EXERCISE DESCRIPTION:
Extract and list every line that contains the word "Compared".

DATA FOR THIS EXERCISE:

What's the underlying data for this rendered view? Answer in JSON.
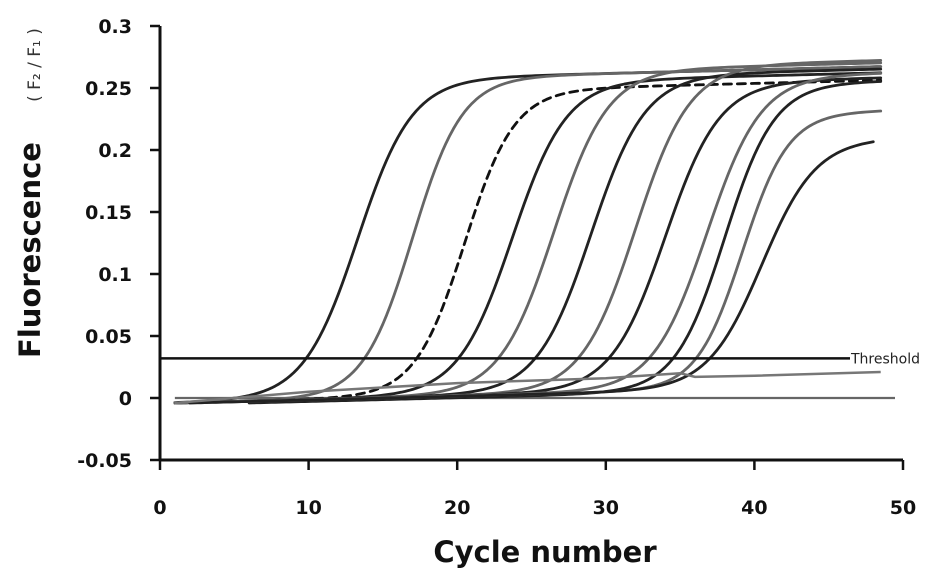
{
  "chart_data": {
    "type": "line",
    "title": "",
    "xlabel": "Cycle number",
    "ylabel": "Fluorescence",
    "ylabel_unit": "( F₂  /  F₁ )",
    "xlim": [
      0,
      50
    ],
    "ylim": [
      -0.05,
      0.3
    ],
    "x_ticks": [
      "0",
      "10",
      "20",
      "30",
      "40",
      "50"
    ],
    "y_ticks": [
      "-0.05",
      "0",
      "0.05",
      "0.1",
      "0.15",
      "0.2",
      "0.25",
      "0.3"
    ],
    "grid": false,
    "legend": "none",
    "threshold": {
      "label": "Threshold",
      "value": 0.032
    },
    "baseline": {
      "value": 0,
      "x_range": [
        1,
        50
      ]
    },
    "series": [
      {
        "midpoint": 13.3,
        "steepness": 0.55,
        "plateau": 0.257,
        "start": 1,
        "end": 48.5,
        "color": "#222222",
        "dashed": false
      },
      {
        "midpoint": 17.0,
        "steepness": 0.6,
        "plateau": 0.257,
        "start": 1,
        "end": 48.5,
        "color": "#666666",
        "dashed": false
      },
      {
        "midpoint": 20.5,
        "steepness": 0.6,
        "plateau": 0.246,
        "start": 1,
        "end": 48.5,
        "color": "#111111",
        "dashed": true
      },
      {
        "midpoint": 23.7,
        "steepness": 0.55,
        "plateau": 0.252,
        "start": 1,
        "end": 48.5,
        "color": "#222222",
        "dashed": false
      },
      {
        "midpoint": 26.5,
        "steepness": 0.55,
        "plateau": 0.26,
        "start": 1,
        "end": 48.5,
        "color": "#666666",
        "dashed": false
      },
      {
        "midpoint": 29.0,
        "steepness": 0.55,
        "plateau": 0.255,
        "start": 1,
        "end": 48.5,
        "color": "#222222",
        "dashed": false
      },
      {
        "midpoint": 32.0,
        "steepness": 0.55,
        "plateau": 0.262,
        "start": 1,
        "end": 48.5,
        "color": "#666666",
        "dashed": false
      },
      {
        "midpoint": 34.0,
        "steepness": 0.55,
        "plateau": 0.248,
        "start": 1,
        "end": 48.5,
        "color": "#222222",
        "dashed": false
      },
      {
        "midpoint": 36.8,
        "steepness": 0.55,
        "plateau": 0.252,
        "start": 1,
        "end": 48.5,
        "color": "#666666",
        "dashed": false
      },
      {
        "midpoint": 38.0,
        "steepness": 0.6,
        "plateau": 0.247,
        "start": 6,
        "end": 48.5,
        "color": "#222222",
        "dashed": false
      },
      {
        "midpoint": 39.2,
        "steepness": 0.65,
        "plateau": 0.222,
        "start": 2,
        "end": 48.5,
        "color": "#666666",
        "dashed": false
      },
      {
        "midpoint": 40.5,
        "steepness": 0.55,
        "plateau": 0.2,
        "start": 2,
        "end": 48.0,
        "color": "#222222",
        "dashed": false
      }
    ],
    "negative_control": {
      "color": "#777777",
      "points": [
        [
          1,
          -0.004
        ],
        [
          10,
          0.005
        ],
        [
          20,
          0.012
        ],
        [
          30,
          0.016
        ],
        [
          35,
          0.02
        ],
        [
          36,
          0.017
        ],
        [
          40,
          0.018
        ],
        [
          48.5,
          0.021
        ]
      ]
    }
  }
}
==
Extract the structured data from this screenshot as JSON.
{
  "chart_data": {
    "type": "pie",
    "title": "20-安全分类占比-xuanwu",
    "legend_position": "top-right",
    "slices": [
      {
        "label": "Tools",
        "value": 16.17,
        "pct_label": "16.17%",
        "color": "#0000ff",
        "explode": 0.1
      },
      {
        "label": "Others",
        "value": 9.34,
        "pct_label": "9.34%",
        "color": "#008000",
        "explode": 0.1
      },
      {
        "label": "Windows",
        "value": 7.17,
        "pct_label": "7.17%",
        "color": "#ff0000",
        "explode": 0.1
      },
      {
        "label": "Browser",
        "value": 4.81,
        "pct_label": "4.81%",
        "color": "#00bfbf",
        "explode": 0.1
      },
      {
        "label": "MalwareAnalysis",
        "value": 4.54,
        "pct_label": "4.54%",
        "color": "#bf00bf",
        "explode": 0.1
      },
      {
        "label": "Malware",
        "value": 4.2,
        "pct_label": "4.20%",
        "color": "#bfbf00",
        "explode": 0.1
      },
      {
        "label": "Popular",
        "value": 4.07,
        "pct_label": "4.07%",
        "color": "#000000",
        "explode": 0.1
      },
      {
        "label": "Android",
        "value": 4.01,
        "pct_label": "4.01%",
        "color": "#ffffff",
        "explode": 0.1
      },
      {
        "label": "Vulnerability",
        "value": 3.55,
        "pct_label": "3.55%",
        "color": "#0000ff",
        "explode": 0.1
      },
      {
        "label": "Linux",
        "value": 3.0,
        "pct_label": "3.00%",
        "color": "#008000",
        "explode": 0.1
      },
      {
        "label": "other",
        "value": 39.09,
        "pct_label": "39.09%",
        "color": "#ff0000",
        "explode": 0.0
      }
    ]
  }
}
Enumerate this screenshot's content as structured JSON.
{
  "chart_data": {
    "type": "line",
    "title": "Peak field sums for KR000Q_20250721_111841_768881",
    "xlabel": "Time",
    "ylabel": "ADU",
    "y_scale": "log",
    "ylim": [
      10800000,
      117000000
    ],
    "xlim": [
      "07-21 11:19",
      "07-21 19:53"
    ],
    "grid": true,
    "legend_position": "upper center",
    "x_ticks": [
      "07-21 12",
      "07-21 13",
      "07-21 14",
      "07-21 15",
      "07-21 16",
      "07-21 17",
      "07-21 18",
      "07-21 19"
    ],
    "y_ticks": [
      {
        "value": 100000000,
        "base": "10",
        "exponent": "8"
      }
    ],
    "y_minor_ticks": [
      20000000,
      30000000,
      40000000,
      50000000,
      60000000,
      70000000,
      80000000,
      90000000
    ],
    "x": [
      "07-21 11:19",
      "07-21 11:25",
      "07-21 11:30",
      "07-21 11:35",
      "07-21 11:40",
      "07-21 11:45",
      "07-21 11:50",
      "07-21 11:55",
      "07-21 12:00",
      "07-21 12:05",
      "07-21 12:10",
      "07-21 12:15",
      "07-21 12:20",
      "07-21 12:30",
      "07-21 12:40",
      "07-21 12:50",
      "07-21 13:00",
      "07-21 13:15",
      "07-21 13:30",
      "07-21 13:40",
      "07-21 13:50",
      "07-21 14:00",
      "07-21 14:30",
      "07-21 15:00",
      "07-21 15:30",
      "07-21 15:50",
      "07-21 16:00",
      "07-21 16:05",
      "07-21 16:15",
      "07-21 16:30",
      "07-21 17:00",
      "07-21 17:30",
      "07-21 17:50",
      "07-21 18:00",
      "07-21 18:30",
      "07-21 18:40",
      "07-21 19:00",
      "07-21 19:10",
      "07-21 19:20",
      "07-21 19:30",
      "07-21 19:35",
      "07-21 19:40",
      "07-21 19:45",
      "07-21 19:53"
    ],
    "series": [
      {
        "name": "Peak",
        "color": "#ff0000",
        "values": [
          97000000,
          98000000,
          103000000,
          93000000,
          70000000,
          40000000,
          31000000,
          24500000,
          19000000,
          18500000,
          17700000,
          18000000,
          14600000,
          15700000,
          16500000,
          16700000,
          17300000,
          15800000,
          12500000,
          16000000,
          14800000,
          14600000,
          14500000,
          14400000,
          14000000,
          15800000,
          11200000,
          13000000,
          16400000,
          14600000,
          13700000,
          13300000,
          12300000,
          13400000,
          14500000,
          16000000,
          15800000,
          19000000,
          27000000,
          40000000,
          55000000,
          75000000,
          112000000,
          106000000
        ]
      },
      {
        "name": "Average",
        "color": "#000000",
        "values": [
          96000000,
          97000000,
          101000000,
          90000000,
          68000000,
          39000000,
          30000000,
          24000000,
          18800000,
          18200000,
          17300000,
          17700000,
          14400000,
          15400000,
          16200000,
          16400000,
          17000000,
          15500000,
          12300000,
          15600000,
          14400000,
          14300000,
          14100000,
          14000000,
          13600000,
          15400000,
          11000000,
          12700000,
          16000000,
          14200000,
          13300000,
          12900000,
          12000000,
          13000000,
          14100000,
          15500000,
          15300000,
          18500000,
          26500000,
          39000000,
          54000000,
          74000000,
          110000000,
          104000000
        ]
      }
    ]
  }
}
...
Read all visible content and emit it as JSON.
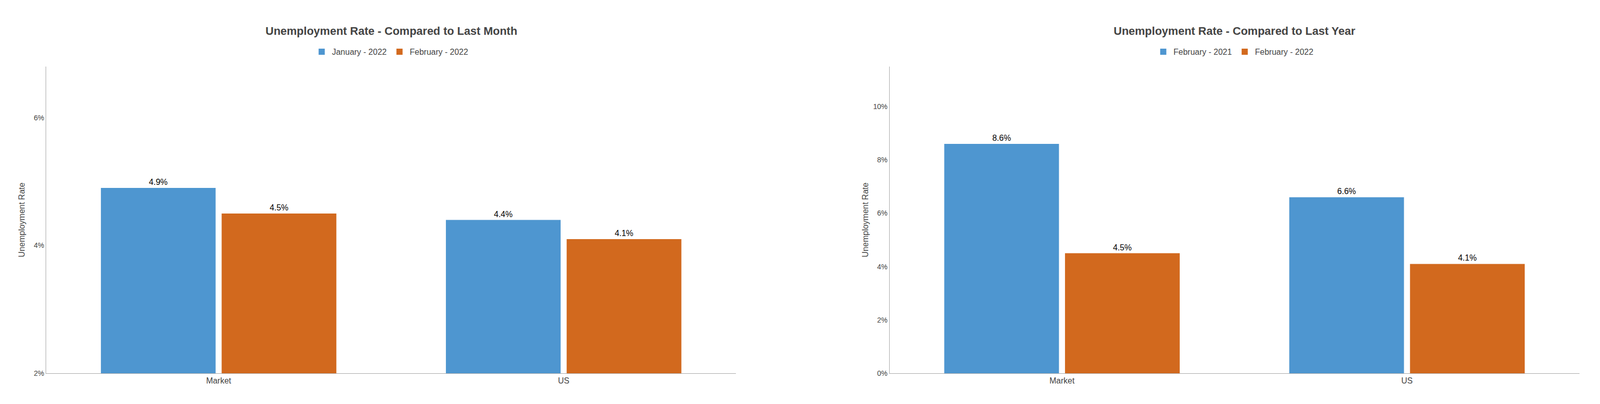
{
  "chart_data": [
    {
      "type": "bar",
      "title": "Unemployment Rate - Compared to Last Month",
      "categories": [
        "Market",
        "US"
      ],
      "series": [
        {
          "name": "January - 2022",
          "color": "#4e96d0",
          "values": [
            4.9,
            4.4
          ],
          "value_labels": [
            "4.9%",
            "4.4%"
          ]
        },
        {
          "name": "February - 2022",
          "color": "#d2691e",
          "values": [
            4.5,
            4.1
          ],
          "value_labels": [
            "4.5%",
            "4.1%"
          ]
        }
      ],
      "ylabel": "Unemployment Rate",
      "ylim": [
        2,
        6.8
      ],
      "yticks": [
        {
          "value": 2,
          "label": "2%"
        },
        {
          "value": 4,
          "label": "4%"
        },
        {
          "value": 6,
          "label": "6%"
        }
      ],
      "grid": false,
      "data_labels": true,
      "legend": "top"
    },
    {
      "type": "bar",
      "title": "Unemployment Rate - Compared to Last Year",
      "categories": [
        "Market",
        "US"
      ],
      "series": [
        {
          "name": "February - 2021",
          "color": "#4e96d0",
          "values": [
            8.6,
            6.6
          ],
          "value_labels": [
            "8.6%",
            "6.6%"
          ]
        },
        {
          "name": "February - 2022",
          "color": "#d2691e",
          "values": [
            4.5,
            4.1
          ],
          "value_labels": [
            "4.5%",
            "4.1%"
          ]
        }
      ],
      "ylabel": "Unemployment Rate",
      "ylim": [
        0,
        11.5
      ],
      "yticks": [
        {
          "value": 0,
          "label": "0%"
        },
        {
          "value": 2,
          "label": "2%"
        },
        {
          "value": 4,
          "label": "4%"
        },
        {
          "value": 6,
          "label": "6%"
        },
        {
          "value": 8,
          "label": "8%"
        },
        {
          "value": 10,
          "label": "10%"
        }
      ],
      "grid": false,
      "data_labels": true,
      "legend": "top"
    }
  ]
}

ANSWER TO THE TASK:
      "title": "Unemployment Rate - Compared to Last Month",
      "title": "Unemployment Rate - Compared to Last Year",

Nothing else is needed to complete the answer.